**Set problem:**
Give the data below again exactly as it stands. Omit the pictures.

**Raw data:**
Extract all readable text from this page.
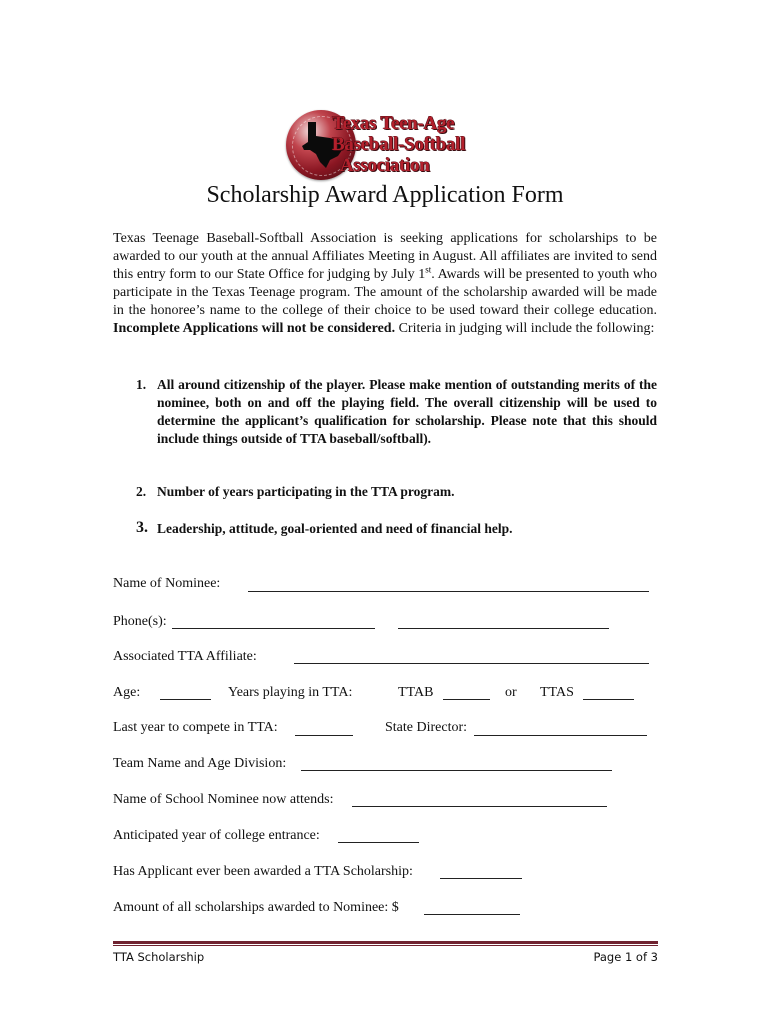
Texas Teen-Age
Baseball-Softball
Association
Scholarship Award Application Form
Texas Teenage Baseball-Softball Association is seeking applications for scholarships to be awarded to our youth at the annual Affiliates Meeting in August. All affiliates are invited to send this entry form to our State Office for judging by July 1st. Awards will be presented to youth who participate in the Texas Teenage program. The amount of the scholarship awarded will be made in the honoree’s name to the college of their choice to be used toward their college education. Incomplete Applications will not be considered. Criteria in judging will include the following:
1. All around citizenship of the player. Please make mention of outstanding merits of the nominee, both on and off the playing field. The overall citizenship will be used to determine the applicant’s qualification for scholarship. Please note that this should include things outside of TTA baseball/softball).
2. Number of years participating in the TTA program.
3. Leadership, attitude, goal-oriented and need of financial help.
Name of Nominee:
Phone(s):
Associated TTA Affiliate:
Age:	Years playing in TTA:	TTAB	or TTAS
Last year to compete in TTA:	State Director:
Team Name and Age Division:
Name of School Nominee now attends:
Anticipated year of college entrance:
Has Applicant ever been awarded a TTA Scholarship:
Amount of all scholarships awarded to Nominee: $
TTA Scholarship	Page 1 of 3
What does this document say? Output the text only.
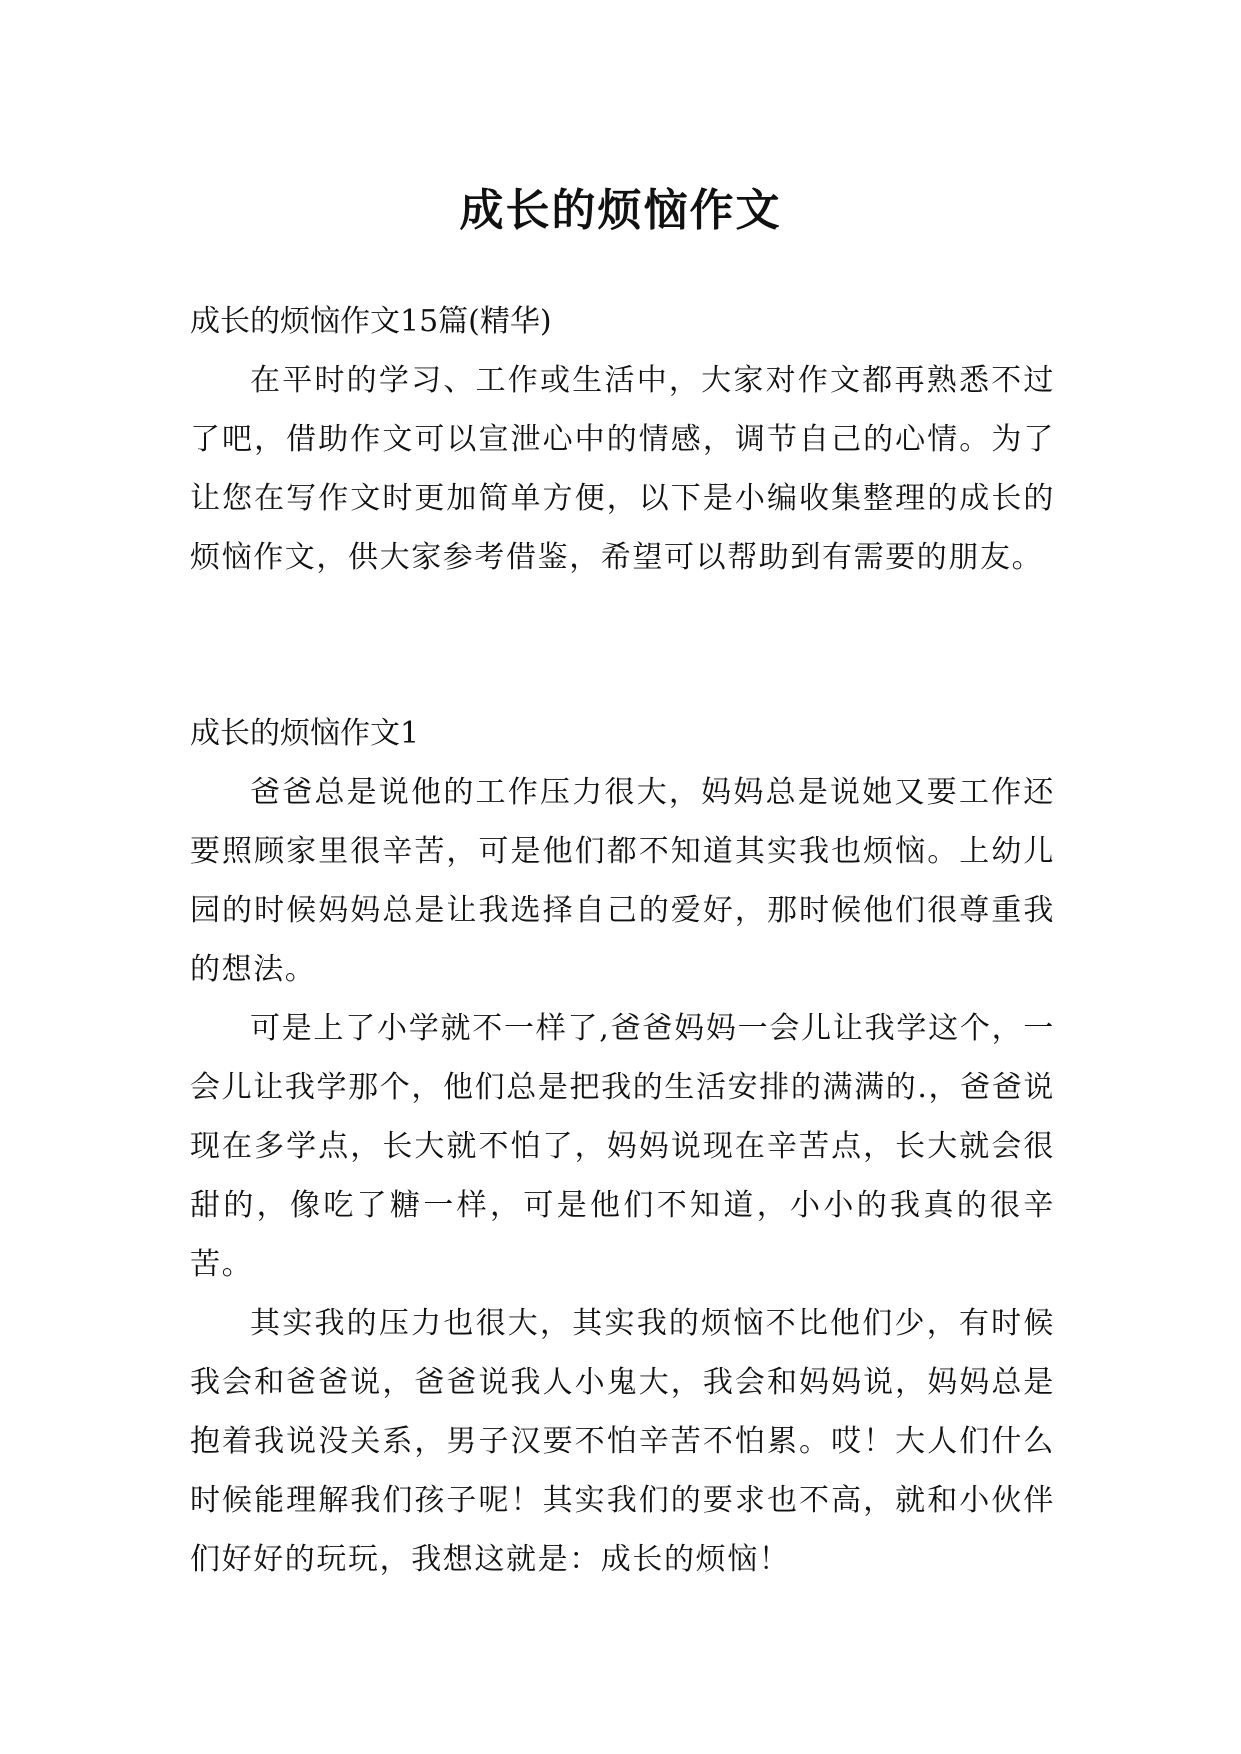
成长的烦恼作文

成长的烦恼作文15篇(精华)

在平时的学习、工作或生活中，大家对作文都再熟悉不过了吧，借助作文可以宣泄心中的情感，调节自己的心情。为了让您在写作文时更加简单方便，以下是小编收集整理的成长的烦恼作文，供大家参考借鉴，希望可以帮助到有需要的朋友。

成长的烦恼作文1

爸爸总是说他的工作压力很大，妈妈总是说她又要工作还要照顾家里很辛苦，可是他们都不知道其实我也烦恼。上幼儿园的时候妈妈总是让我选择自己的爱好，那时候他们很尊重我的想法。

可是上了小学就不一样了,爸爸妈妈一会儿让我学这个，一会儿让我学那个，他们总是把我的生活安排的满满的.，爸爸说现在多学点，长大就不怕了，妈妈说现在辛苦点，长大就会很甜的，像吃了糖一样，可是他们不知道，小小的我真的很辛苦。

其实我的压力也很大，其实我的烦恼不比他们少，有时候我会和爸爸说，爸爸说我人小鬼大，我会和妈妈说，妈妈总是抱着我说没关系，男子汉要不怕辛苦不怕累。哎！大人们什么时候能理解我们孩子呢！其实我们的要求也不高，就和小伙伴们好好的玩玩，我想这就是：成长的烦恼！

**Reply to the task:**
Extract all readable text from this page.
Texas Teen-Age
Baseball-Softball
Association
Scholarship Award Application Form
Texas Teenage Baseball-Softball Association is seeking applications for scholarships to be awarded to our youth at the annual Affiliates Meeting in August. All affiliates are invited to send this entry form to our State Office for judging by July 1st. Awards will be presented to youth who participate in the Texas Teenage program. The amount of the scholarship awarded will be made in the honoree’s name to the college of their choice to be used toward their college education. Incomplete Applications will not be considered. Criteria in judging will include the following:
1. All around citizenship of the player. Please make mention of outstanding merits of the nominee, both on and off the playing field. The overall citizenship will be used to determine the applicant’s qualification for scholarship. Please note that this should include things outside of TTA baseball/softball).
2. Number of years participating in the TTA program.
3. Leadership, attitude, goal-oriented and need of financial help.
Name of Nominee:
Phone(s):
Associated TTA Affiliate:
Age:	Years playing in TTA:	TTAB	or TTAS
Last year to compete in TTA:	State Director:
Team Name and Age Division:
Name of School Nominee now attends:
Anticipated year of college entrance:
Has Applicant ever been awarded a TTA Scholarship:
Amount of all scholarships awarded to Nominee: $
TTA Scholarship	Page 1 of 3
What does this document say? Output the text only.
成长的烦恼作文

成长的烦恼作文15篇(精华)

在平时的学习、工作或生活中，大家对作文都再熟悉不过了吧，借助作文可以宣泄心中的情感，调节自己的心情。为了让您在写作文时更加简单方便，以下是小编收集整理的成长的烦恼作文，供大家参考借鉴，希望可以帮助到有需要的朋友。

成长的烦恼作文1

爸爸总是说他的工作压力很大，妈妈总是说她又要工作还要照顾家里很辛苦，可是他们都不知道其实我也烦恼。上幼儿园的时候妈妈总是让我选择自己的爱好，那时候他们很尊重我的想法。

可是上了小学就不一样了,爸爸妈妈一会儿让我学这个，一会儿让我学那个，他们总是把我的生活安排的满满的.，爸爸说现在多学点，长大就不怕了，妈妈说现在辛苦点，长大就会很甜的，像吃了糖一样，可是他们不知道，小小的我真的很辛苦。

其实我的压力也很大，其实我的烦恼不比他们少，有时候我会和爸爸说，爸爸说我人小鬼大，我会和妈妈说，妈妈总是抱着我说没关系，男子汉要不怕辛苦不怕累。哎！大人们什么时候能理解我们孩子呢！其实我们的要求也不高，就和小伙伴们好好的玩玩，我想这就是：成长的烦恼！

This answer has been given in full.